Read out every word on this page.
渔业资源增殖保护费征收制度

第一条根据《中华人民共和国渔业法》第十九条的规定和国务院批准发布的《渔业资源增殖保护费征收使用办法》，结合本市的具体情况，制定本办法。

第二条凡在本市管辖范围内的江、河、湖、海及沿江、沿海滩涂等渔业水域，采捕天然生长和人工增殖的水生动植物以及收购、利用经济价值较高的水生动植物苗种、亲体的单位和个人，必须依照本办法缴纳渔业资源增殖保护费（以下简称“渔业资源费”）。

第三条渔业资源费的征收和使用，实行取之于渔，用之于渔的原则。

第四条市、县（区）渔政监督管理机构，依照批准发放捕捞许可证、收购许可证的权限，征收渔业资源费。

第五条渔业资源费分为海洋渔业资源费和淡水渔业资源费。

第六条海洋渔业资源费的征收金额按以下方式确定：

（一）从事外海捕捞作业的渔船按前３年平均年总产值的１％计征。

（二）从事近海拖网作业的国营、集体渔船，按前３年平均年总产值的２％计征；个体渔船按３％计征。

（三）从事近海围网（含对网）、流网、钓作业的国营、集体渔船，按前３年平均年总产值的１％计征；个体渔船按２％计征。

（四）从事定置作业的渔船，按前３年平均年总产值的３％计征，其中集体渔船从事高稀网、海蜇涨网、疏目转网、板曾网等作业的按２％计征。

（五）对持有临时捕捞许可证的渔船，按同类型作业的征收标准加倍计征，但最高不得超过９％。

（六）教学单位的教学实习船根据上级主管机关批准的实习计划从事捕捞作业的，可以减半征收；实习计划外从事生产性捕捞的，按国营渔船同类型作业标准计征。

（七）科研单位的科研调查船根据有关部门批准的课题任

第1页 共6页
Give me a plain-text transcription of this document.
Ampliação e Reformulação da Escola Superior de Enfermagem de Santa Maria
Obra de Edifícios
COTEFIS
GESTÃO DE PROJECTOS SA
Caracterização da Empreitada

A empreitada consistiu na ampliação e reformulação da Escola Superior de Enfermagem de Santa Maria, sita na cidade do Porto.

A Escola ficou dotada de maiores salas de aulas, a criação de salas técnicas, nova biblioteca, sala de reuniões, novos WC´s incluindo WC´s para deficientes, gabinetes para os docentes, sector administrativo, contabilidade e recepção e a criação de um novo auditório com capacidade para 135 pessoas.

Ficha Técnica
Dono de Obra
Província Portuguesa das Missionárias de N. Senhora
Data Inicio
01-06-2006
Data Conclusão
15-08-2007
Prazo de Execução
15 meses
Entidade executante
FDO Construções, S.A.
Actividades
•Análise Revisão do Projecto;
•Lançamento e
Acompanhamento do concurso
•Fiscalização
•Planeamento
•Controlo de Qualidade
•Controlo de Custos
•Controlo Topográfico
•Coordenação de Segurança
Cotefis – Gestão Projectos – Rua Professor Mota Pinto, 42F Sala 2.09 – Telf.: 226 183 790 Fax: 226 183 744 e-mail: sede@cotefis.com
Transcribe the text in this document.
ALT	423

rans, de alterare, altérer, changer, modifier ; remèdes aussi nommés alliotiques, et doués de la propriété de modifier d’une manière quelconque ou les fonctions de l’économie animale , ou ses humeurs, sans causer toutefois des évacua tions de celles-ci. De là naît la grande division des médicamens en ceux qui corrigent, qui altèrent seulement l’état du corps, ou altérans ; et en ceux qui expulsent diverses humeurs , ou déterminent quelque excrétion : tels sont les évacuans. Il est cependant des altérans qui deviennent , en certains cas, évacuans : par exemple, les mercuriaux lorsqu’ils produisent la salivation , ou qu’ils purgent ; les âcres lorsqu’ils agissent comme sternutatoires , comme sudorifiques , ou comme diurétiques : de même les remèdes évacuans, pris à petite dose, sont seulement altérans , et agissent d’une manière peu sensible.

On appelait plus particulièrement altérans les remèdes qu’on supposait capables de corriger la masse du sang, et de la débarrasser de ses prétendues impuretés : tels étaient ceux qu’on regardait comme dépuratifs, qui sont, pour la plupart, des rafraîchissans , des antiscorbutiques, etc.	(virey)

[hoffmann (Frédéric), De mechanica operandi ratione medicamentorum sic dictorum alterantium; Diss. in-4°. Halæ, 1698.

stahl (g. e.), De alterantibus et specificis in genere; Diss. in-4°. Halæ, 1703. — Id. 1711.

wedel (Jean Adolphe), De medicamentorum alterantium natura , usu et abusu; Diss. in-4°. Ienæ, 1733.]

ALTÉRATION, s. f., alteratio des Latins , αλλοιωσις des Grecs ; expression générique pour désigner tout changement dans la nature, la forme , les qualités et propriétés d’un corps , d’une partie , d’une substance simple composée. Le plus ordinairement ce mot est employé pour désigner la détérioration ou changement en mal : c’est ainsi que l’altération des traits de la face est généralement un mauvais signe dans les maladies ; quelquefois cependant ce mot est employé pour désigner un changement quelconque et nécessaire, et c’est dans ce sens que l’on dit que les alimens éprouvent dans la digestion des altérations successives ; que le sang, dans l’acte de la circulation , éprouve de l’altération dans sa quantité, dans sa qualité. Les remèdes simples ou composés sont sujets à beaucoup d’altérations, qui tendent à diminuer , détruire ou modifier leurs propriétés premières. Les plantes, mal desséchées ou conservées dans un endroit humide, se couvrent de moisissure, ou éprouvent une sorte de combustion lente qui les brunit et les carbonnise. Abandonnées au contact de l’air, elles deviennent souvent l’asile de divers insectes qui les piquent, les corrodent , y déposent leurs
——————
Exactly reproduce every line of the records.

→ **RESULT**
Read out every word on this page.
渔业资源增殖保护费征收制度

第一条根据《中华人民共和国渔业法》第十九条的规定和国务院批准发布的《渔业资源增殖保护费征收使用办法》，结合本市的具体情况，制定本办法。

第二条凡在本市管辖范围内的江、河、湖、海及沿江、沿海滩涂等渔业水域，采捕天然生长和人工增殖的水生动植物以及收购、利用经济价值较高的水生动植物苗种、亲体的单位和个人，必须依照本办法缴纳渔业资源增殖保护费（以下简称“渔业资源费”）。

第三条渔业资源费的征收和使用，实行取之于渔，用之于渔的原则。

第四条市、县（区）渔政监督管理机构，依照批准发放捕捞许可证、收购许可证的权限，征收渔业资源费。

第五条渔业资源费分为海洋渔业资源费和淡水渔业资源费。

第六条海洋渔业资源费的征收金额按以下方式确定：

（一）从事外海捕捞作业的渔船按前３年平均年总产值的１％计征。

（二）从事近海拖网作业的国营、集体渔船，按前３年平均年总产值的２％计征；个体渔船按３％计征。

（三）从事近海围网（含对网）、流网、钓作业的国营、集体渔船，按前３年平均年总产值的１％计征；个体渔船按２％计征。

（四）从事定置作业的渔船，按前３年平均年总产值的３％计征，其中集体渔船从事高稀网、海蜇涨网、疏目转网、板曾网等作业的按２％计征。

（五）对持有临时捕捞许可证的渔船，按同类型作业的征收标准加倍计征，但最高不得超过９％。

（六）教学单位的教学实习船根据上级主管机关批准的实习计划从事捕捞作业的，可以减半征收；实习计划外从事生产性捕捞的，按国营渔船同类型作业标准计征。

（七）科研单位的科研调查船根据有关部门批准的课题任

第1页 共6页
Give me a plain-text transcription of this document.
Ampliação e Reformulação da Escola Superior de Enfermagem de Santa Maria
Obra de Edifícios
COTEFIS
GESTÃO DE PROJECTOS SA
Caracterização da Empreitada

A empreitada consistiu na ampliação e reformulação da Escola Superior de Enfermagem de Santa Maria, sita na cidade do Porto.

A Escola ficou dotada de maiores salas de aulas, a criação de salas técnicas, nova biblioteca, sala de reuniões, novos WC´s incluindo WC´s para deficientes, gabinetes para os docentes, sector administrativo, contabilidade e recepção e a criação de um novo auditório com capacidade para 135 pessoas.

Ficha Técnica
Dono de Obra
Província Portuguesa das Missionárias de N. Senhora
Data Inicio
01-06-2006
Data Conclusão
15-08-2007
Prazo de Execução
15 meses
Entidade executante
FDO Construções, S.A.
Actividades
•Análise Revisão do Projecto;
•Lançamento e
Acompanhamento do concurso
•Fiscalização
•Planeamento
•Controlo de Qualidade
•Controlo de Custos
•Controlo Topográfico
•Coordenação de Segurança
Cotefis – Gestão Projectos – Rua Professor Mota Pinto, 42F Sala 2.09 – Telf.: 226 183 790 Fax: 226 183 744 e-mail: sede@cotefis.com
Transcribe the text in this document.
ALT	423

rans, de alterare, altérer, changer, modifier ; remèdes aussi nommés alliotiques, et doués de la propriété de modifier d’une manière quelconque ou les fonctions de l’économie animale , ou ses humeurs, sans causer toutefois des évacua tions de celles-ci. De là naît la grande division des médicamens en ceux qui corrigent, qui altèrent seulement l’état du corps, ou altérans ; et en ceux qui expulsent diverses humeurs , ou déterminent quelque excrétion : tels sont les évacuans. Il est cependant des altérans qui deviennent , en certains cas, évacuans : par exemple, les mercuriaux lorsqu’ils produisent la salivation , ou qu’ils purgent ; les âcres lorsqu’ils agissent comme sternutatoires , comme sudorifiques , ou comme diurétiques : de même les remèdes évacuans, pris à petite dose, sont seulement altérans , et agissent d’une manière peu sensible.

On appelait plus particulièrement altérans les remèdes qu’on supposait capables de corriger la masse du sang, et de la débarrasser de ses prétendues impuretés : tels étaient ceux qu’on regardait comme dépuratifs, qui sont, pour la plupart, des rafraîchissans , des antiscorbutiques, etc.	(virey)

[hoffmann (Frédéric), De mechanica operandi ratione medicamentorum sic dictorum alterantium; Diss. in-4°. Halæ, 1698.

stahl (g. e.), De alterantibus et specificis in genere; Diss. in-4°. Halæ, 1703. — Id. 1711.

wedel (Jean Adolphe), De medicamentorum alterantium natura , usu et abusu; Diss. in-4°. Ienæ, 1733.]

ALTÉRATION, s. f., alteratio des Latins , αλλοιωσις des Grecs ; expression générique pour désigner tout changement dans la nature, la forme , les qualités et propriétés d’un corps , d’une partie , d’une substance simple composée. Le plus ordinairement ce mot est employé pour désigner la détérioration ou changement en mal : c’est ainsi que l’altération des traits de la face est généralement un mauvais signe dans les maladies ; quelquefois cependant ce mot est employé pour désigner un changement quelconque et nécessaire, et c’est dans ce sens que l’on dit que les alimens éprouvent dans la digestion des altérations successives ; que le sang, dans l’acte de la circulation , éprouve de l’altération dans sa quantité, dans sa qualité. Les remèdes simples ou composés sont sujets à beaucoup d’altérations, qui tendent à diminuer , détruire ou modifier leurs propriétés premières. Les plantes, mal desséchées ou conservées dans un endroit humide, se couvrent de moisissure, ou éprouvent une sorte de combustion lente qui les brunit et les carbonnise. Abandonnées au contact de l’air, elles deviennent souvent l’asile de divers insectes qui les piquent, les corrodent , y déposent leurs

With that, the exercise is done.